%%
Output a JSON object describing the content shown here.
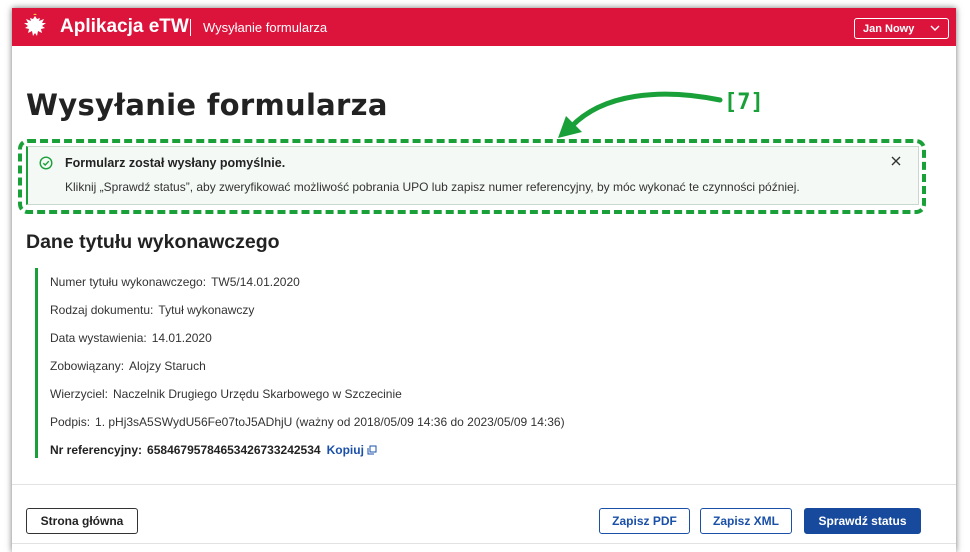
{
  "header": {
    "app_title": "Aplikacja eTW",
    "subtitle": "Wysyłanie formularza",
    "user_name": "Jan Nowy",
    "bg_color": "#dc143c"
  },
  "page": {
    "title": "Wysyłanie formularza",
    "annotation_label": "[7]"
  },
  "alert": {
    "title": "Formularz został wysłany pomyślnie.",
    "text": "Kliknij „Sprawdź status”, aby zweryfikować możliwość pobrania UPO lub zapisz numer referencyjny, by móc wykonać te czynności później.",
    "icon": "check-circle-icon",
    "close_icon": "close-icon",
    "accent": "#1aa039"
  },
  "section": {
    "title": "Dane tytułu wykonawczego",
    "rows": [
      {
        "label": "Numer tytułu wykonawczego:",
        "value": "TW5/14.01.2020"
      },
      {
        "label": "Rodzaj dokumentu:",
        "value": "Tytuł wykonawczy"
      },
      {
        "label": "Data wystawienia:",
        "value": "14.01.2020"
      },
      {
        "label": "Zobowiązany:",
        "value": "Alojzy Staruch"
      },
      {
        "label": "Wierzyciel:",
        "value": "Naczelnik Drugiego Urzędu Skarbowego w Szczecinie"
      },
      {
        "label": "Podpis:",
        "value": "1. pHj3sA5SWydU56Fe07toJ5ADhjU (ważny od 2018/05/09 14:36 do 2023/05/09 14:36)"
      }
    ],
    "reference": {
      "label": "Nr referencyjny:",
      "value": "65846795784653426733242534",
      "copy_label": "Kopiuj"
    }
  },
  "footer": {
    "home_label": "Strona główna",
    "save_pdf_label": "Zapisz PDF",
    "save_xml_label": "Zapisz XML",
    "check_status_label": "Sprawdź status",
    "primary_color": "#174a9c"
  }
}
%%
• [WHAT YOU WILL DO]:
Copy all lines in the listing above where the string "Sprawdź" appears.

• [WRITTEN SOLUTION]:
    "text": "Kliknij „Sprawdź status”, aby zweryfikować możliwość pobrania UPO lub zapisz numer referencyjny, by móc wykonać te czynności później.",
    "check_status_label": "Sprawdź status",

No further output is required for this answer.